Data items
--- Begin ---

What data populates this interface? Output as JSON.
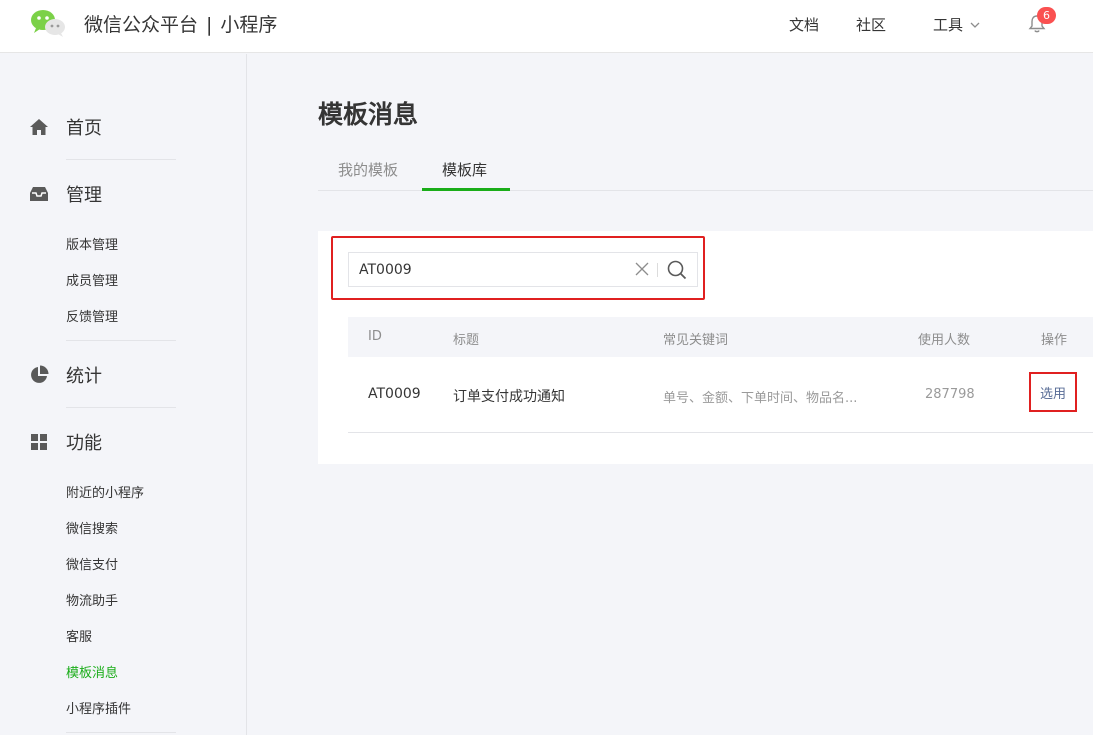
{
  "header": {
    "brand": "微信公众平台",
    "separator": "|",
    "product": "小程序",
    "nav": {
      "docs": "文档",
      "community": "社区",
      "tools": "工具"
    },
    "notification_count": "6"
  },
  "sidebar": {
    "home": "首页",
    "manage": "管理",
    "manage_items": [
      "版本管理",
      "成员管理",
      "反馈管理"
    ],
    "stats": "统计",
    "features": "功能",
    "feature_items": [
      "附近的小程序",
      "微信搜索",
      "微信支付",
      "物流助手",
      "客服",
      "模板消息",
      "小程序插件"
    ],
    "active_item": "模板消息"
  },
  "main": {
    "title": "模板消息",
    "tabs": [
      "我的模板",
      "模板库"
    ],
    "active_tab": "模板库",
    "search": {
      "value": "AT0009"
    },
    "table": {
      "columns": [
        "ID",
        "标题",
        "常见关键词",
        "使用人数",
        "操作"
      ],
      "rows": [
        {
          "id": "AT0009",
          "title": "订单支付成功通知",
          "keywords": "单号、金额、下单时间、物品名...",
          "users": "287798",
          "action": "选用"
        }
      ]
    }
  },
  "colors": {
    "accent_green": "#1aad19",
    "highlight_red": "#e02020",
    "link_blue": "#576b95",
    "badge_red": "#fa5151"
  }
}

--- End ---

→ **Exercise brief**: Print each of the records above exactly as written, leaving no picture in the copy.

→ **Response**:
What data populates this interface? Output as JSON.
{
  "header": {
    "brand": "微信公众平台",
    "separator": "|",
    "product": "小程序",
    "nav": {
      "docs": "文档",
      "community": "社区",
      "tools": "工具"
    },
    "notification_count": "6"
  },
  "sidebar": {
    "home": "首页",
    "manage": "管理",
    "manage_items": [
      "版本管理",
      "成员管理",
      "反馈管理"
    ],
    "stats": "统计",
    "features": "功能",
    "feature_items": [
      "附近的小程序",
      "微信搜索",
      "微信支付",
      "物流助手",
      "客服",
      "模板消息",
      "小程序插件"
    ],
    "active_item": "模板消息"
  },
  "main": {
    "title": "模板消息",
    "tabs": [
      "我的模板",
      "模板库"
    ],
    "active_tab": "模板库",
    "search": {
      "value": "AT0009"
    },
    "table": {
      "columns": [
        "ID",
        "标题",
        "常见关键词",
        "使用人数",
        "操作"
      ],
      "rows": [
        {
          "id": "AT0009",
          "title": "订单支付成功通知",
          "keywords": "单号、金额、下单时间、物品名...",
          "users": "287798",
          "action": "选用"
        }
      ]
    }
  },
  "colors": {
    "accent_green": "#1aad19",
    "highlight_red": "#e02020",
    "link_blue": "#576b95",
    "badge_red": "#fa5151"
  }
}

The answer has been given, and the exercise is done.